▶ [Goal]
Write out every entry word for word.

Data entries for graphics
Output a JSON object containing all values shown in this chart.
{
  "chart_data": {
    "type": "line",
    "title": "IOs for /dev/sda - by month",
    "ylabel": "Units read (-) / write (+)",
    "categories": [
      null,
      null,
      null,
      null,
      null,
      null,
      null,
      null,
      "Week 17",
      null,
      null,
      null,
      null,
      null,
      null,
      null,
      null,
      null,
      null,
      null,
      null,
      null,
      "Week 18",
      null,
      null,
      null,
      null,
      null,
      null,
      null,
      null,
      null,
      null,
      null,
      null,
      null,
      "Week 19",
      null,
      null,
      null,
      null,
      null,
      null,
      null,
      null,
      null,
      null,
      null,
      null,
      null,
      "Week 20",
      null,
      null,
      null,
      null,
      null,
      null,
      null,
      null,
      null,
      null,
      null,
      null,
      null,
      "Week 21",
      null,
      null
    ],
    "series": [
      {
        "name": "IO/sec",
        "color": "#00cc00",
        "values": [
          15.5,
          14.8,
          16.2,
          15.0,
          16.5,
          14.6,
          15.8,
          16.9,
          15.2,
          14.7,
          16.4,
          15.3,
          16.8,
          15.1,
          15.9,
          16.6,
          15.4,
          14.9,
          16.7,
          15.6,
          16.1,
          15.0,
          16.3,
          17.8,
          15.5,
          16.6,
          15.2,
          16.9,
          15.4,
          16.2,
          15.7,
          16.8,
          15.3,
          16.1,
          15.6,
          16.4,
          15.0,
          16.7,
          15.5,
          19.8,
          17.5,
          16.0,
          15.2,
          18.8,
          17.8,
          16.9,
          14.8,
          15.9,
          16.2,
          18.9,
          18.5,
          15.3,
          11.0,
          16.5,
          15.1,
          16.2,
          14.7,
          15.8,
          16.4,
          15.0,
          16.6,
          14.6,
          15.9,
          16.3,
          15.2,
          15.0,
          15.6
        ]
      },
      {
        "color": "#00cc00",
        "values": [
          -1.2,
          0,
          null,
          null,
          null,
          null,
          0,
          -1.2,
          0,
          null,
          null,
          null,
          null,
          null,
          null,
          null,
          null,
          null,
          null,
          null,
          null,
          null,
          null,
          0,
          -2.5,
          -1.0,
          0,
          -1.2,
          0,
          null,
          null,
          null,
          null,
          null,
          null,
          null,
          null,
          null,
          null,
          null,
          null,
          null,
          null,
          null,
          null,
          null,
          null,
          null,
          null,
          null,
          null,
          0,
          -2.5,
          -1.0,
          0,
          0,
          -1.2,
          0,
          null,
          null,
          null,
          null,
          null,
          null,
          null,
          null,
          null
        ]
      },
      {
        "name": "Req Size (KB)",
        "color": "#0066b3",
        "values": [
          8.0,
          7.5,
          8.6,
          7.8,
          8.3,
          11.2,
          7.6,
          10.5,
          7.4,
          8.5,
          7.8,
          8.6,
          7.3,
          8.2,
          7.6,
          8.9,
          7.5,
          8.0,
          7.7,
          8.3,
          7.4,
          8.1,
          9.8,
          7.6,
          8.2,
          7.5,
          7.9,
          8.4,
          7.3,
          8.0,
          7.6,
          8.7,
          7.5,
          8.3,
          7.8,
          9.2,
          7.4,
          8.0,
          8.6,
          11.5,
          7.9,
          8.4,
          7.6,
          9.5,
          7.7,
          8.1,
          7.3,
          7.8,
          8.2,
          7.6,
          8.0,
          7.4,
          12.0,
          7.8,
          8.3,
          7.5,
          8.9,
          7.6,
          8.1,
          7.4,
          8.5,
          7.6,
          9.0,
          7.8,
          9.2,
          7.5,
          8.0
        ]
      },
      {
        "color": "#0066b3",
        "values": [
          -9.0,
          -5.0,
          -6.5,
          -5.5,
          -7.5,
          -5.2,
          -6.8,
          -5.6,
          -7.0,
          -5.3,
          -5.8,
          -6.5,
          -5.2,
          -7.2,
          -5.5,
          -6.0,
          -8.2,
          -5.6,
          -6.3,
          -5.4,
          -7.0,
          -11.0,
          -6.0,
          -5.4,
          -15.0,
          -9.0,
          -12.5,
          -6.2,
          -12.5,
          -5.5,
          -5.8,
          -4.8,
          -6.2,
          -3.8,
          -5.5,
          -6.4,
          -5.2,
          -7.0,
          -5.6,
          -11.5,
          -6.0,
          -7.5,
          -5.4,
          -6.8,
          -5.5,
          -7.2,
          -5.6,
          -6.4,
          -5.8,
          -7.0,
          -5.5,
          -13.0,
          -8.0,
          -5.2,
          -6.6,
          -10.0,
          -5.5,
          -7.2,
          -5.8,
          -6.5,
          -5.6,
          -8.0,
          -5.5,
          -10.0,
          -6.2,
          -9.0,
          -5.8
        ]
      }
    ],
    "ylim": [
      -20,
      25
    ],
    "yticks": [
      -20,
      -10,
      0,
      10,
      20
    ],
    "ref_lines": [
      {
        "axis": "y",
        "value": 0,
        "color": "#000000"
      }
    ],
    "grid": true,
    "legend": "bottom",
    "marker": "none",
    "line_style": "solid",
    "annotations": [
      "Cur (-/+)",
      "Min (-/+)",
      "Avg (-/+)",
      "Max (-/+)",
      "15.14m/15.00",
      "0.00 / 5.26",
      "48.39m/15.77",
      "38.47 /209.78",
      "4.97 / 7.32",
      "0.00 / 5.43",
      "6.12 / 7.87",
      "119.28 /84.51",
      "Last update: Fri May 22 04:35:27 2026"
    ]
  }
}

▶ [Answer to the task]
Output a JSON object containing all values shown in this chart.
{
  "chart_data": {
    "type": "line",
    "title": "IOs for /dev/sda - by month",
    "ylabel": "Units read (-) / write (+)",
    "categories": [
      null,
      null,
      null,
      null,
      null,
      null,
      null,
      null,
      "Week 17",
      null,
      null,
      null,
      null,
      null,
      null,
      null,
      null,
      null,
      null,
      null,
      null,
      null,
      "Week 18",
      null,
      null,
      null,
      null,
      null,
      null,
      null,
      null,
      null,
      null,
      null,
      null,
      null,
      "Week 19",
      null,
      null,
      null,
      null,
      null,
      null,
      null,
      null,
      null,
      null,
      null,
      null,
      null,
      "Week 20",
      null,
      null,
      null,
      null,
      null,
      null,
      null,
      null,
      null,
      null,
      null,
      null,
      null,
      "Week 21",
      null,
      null
    ],
    "series": [
      {
        "name": "IO/sec",
        "color": "#00cc00",
        "values": [
          15.5,
          14.8,
          16.2,
          15.0,
          16.5,
          14.6,
          15.8,
          16.9,
          15.2,
          14.7,
          16.4,
          15.3,
          16.8,
          15.1,
          15.9,
          16.6,
          15.4,
          14.9,
          16.7,
          15.6,
          16.1,
          15.0,
          16.3,
          17.8,
          15.5,
          16.6,
          15.2,
          16.9,
          15.4,
          16.2,
          15.7,
          16.8,
          15.3,
          16.1,
          15.6,
          16.4,
          15.0,
          16.7,
          15.5,
          19.8,
          17.5,
          16.0,
          15.2,
          18.8,
          17.8,
          16.9,
          14.8,
          15.9,
          16.2,
          18.9,
          18.5,
          15.3,
          11.0,
          16.5,
          15.1,
          16.2,
          14.7,
          15.8,
          16.4,
          15.0,
          16.6,
          14.6,
          15.9,
          16.3,
          15.2,
          15.0,
          15.6
        ]
      },
      {
        "color": "#00cc00",
        "values": [
          -1.2,
          0,
          null,
          null,
          null,
          null,
          0,
          -1.2,
          0,
          null,
          null,
          null,
          null,
          null,
          null,
          null,
          null,
          null,
          null,
          null,
          null,
          null,
          null,
          0,
          -2.5,
          -1.0,
          0,
          -1.2,
          0,
          null,
          null,
          null,
          null,
          null,
          null,
          null,
          null,
          null,
          null,
          null,
          null,
          null,
          null,
          null,
          null,
          null,
          null,
          null,
          null,
          null,
          null,
          0,
          -2.5,
          -1.0,
          0,
          0,
          -1.2,
          0,
          null,
          null,
          null,
          null,
          null,
          null,
          null,
          null,
          null
        ]
      },
      {
        "name": "Req Size (KB)",
        "color": "#0066b3",
        "values": [
          8.0,
          7.5,
          8.6,
          7.8,
          8.3,
          11.2,
          7.6,
          10.5,
          7.4,
          8.5,
          7.8,
          8.6,
          7.3,
          8.2,
          7.6,
          8.9,
          7.5,
          8.0,
          7.7,
          8.3,
          7.4,
          8.1,
          9.8,
          7.6,
          8.2,
          7.5,
          7.9,
          8.4,
          7.3,
          8.0,
          7.6,
          8.7,
          7.5,
          8.3,
          7.8,
          9.2,
          7.4,
          8.0,
          8.6,
          11.5,
          7.9,
          8.4,
          7.6,
          9.5,
          7.7,
          8.1,
          7.3,
          7.8,
          8.2,
          7.6,
          8.0,
          7.4,
          12.0,
          7.8,
          8.3,
          7.5,
          8.9,
          7.6,
          8.1,
          7.4,
          8.5,
          7.6,
          9.0,
          7.8,
          9.2,
          7.5,
          8.0
        ]
      },
      {
        "color": "#0066b3",
        "values": [
          -9.0,
          -5.0,
          -6.5,
          -5.5,
          -7.5,
          -5.2,
          -6.8,
          -5.6,
          -7.0,
          -5.3,
          -5.8,
          -6.5,
          -5.2,
          -7.2,
          -5.5,
          -6.0,
          -8.2,
          -5.6,
          -6.3,
          -5.4,
          -7.0,
          -11.0,
          -6.0,
          -5.4,
          -15.0,
          -9.0,
          -12.5,
          -6.2,
          -12.5,
          -5.5,
          -5.8,
          -4.8,
          -6.2,
          -3.8,
          -5.5,
          -6.4,
          -5.2,
          -7.0,
          -5.6,
          -11.5,
          -6.0,
          -7.5,
          -5.4,
          -6.8,
          -5.5,
          -7.2,
          -5.6,
          -6.4,
          -5.8,
          -7.0,
          -5.5,
          -13.0,
          -8.0,
          -5.2,
          -6.6,
          -10.0,
          -5.5,
          -7.2,
          -5.8,
          -6.5,
          -5.6,
          -8.0,
          -5.5,
          -10.0,
          -6.2,
          -9.0,
          -5.8
        ]
      }
    ],
    "ylim": [
      -20,
      25
    ],
    "yticks": [
      -20,
      -10,
      0,
      10,
      20
    ],
    "ref_lines": [
      {
        "axis": "y",
        "value": 0,
        "color": "#000000"
      }
    ],
    "grid": true,
    "legend": "bottom",
    "marker": "none",
    "line_style": "solid",
    "annotations": [
      "Cur (-/+)",
      "Min (-/+)",
      "Avg (-/+)",
      "Max (-/+)",
      "15.14m/15.00",
      "0.00 / 5.26",
      "48.39m/15.77",
      "38.47 /209.78",
      "4.97 / 7.32",
      "0.00 / 5.43",
      "6.12 / 7.87",
      "119.28 /84.51",
      "Last update: Fri May 22 04:35:27 2026"
    ]
  }
}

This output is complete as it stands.